## YOUR INSTRUCTIONS:
Transcribe all the records exactly and omit any images they hold.

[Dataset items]
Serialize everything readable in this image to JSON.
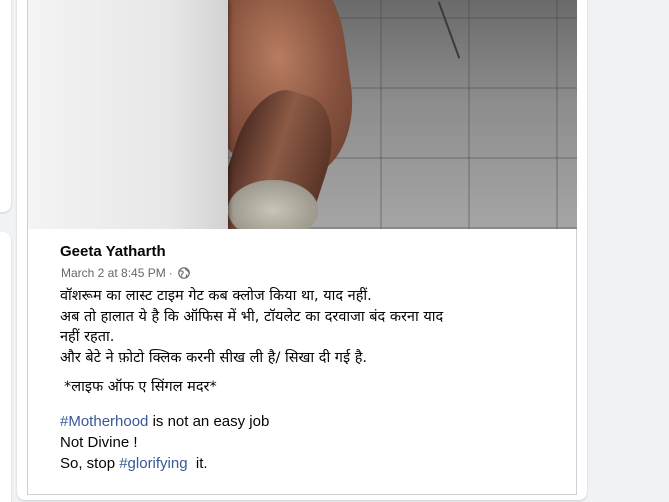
{
  "post": {
    "author": "Geeta Yatharth",
    "timestamp": "March 2 at 8:45 PM",
    "separator": "·",
    "privacy_icon": "globe-icon",
    "photo": {
      "alt": "photo"
    },
    "text_lines": [
      "वॉशरूम का लास्ट टाइम गेट कब क्लोज किया था, याद नहीं.",
      "अब तो हालात ये है कि ऑफिस में भी,  टॉयलेट का दरवाजा बंद करना याद",
      "नहीं  रहता.",
      "और बेटे ने फ़ोटो क्लिक करनी सीख ली है/ सिखा दी गई है."
    ],
    "signature": "*लाइफ ऑफ ए सिंगल मदर*",
    "hashtag_line_1": {
      "tag": "#Motherhood",
      "rest": " is not an easy job"
    },
    "line_2": "Not Divine !",
    "line_3": {
      "before": "So, stop ",
      "tag": "#glorifying",
      "after": "  it."
    }
  },
  "colors": {
    "page_bg": "#f0f2f5",
    "card_bg": "#ffffff",
    "text_primary": "#050505",
    "text_secondary": "#65676b",
    "hashtag": "#385898",
    "border": "#ced0d4"
  }
}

## ANSWER TO THE EXERCISE:
Serialize everything readable in this image to JSON.
{
  "post": {
    "author": "Geeta Yatharth",
    "timestamp": "March 2 at 8:45 PM",
    "separator": "·",
    "privacy_icon": "globe-icon",
    "photo": {
      "alt": "photo"
    },
    "text_lines": [
      "वॉशरूम का लास्ट टाइम गेट कब क्लोज किया था, याद नहीं.",
      "अब तो हालात ये है कि ऑफिस में भी,  टॉयलेट का दरवाजा बंद करना याद",
      "नहीं  रहता.",
      "और बेटे ने फ़ोटो क्लिक करनी सीख ली है/ सिखा दी गई है."
    ],
    "signature": "*लाइफ ऑफ ए सिंगल मदर*",
    "hashtag_line_1": {
      "tag": "#Motherhood",
      "rest": " is not an easy job"
    },
    "line_2": "Not Divine !",
    "line_3": {
      "before": "So, stop ",
      "tag": "#glorifying",
      "after": "  it."
    }
  },
  "colors": {
    "page_bg": "#f0f2f5",
    "card_bg": "#ffffff",
    "text_primary": "#050505",
    "text_secondary": "#65676b",
    "hashtag": "#385898",
    "border": "#ced0d4"
  }
}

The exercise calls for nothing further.